◆ **DATASET RECORDS**:
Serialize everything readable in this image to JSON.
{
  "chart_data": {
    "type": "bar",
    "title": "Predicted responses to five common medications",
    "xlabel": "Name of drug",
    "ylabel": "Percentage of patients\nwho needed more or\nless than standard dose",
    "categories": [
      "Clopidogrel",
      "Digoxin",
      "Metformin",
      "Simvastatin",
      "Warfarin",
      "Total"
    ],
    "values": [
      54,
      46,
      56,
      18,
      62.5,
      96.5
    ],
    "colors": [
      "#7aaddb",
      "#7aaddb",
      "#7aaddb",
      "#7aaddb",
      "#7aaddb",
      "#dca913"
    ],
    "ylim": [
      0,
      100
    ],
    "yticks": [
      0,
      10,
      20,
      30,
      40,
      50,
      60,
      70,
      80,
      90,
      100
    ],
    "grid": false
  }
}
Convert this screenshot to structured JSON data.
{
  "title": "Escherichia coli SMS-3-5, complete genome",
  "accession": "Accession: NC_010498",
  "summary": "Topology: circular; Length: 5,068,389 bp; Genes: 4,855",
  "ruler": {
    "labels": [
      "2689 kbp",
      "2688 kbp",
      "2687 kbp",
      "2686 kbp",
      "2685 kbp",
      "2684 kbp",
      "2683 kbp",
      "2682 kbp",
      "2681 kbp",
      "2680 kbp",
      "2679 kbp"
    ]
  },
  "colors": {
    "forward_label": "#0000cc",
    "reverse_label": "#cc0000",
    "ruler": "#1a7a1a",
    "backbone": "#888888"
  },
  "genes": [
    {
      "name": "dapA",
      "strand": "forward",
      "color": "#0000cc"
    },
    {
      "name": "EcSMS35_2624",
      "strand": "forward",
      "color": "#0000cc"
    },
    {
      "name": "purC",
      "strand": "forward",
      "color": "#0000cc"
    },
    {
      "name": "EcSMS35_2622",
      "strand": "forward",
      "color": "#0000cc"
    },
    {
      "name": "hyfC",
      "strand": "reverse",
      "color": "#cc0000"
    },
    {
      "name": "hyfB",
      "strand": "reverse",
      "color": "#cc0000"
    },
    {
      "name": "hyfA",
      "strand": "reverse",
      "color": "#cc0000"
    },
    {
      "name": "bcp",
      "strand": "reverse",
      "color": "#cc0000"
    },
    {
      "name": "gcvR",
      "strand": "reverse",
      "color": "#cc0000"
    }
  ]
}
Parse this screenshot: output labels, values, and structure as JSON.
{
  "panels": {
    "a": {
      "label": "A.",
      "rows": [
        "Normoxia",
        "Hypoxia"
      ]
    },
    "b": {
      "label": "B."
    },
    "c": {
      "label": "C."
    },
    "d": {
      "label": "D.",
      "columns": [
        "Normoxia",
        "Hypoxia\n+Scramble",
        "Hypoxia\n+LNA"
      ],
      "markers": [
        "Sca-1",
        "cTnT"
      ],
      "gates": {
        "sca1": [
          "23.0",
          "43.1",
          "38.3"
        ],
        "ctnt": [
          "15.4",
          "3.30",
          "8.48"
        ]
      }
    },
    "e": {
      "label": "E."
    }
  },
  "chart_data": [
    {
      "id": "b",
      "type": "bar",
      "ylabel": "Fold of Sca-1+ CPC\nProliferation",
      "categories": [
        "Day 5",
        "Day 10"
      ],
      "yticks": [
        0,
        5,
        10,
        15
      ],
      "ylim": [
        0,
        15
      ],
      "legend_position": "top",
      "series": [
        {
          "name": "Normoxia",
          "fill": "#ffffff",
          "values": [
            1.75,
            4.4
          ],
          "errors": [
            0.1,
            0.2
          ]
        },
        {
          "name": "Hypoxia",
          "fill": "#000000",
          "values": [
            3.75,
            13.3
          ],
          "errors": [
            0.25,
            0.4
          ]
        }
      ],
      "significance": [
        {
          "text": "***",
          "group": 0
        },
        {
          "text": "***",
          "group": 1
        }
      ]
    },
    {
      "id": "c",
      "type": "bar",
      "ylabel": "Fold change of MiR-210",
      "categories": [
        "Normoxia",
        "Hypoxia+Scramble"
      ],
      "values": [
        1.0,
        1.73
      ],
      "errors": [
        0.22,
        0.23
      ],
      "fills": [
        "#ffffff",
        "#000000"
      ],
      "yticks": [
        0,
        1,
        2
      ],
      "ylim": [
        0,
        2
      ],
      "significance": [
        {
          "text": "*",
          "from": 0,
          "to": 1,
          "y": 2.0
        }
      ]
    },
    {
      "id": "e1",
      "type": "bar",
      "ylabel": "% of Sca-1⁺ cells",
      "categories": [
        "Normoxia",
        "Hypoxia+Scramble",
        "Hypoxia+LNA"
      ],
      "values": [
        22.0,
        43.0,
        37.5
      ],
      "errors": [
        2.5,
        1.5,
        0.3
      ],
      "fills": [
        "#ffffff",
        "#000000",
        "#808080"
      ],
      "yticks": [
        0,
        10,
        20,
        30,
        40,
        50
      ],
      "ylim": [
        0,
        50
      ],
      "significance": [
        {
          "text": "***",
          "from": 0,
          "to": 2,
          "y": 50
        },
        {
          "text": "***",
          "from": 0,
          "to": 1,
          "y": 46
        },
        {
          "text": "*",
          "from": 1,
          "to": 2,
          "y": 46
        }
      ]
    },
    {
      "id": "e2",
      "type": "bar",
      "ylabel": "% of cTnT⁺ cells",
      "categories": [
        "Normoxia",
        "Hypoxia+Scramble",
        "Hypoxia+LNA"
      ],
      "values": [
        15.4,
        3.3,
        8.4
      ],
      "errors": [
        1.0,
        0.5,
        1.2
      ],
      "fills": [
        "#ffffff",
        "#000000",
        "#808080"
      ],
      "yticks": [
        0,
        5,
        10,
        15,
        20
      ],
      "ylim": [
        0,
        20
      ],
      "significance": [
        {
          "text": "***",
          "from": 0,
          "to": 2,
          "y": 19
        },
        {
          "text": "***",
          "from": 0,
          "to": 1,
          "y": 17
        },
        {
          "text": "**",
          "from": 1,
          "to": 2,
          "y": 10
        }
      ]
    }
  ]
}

◆ **PROBLEM TO WORK ON**: Return, in full, every line of these entries that holds "Hypoxia".

◆ **OUTPUT FOR THIS TASK**:
        "Hypoxia"
        "Hypoxia\n+Scramble",
        "Hypoxia\n+LNA"
          "name": "Hypoxia",
        "Hypoxia+Scramble"
        "Hypoxia+Scramble",
        "Hypoxia+LNA"
        "Hypoxia+Scramble",
        "Hypoxia+LNA"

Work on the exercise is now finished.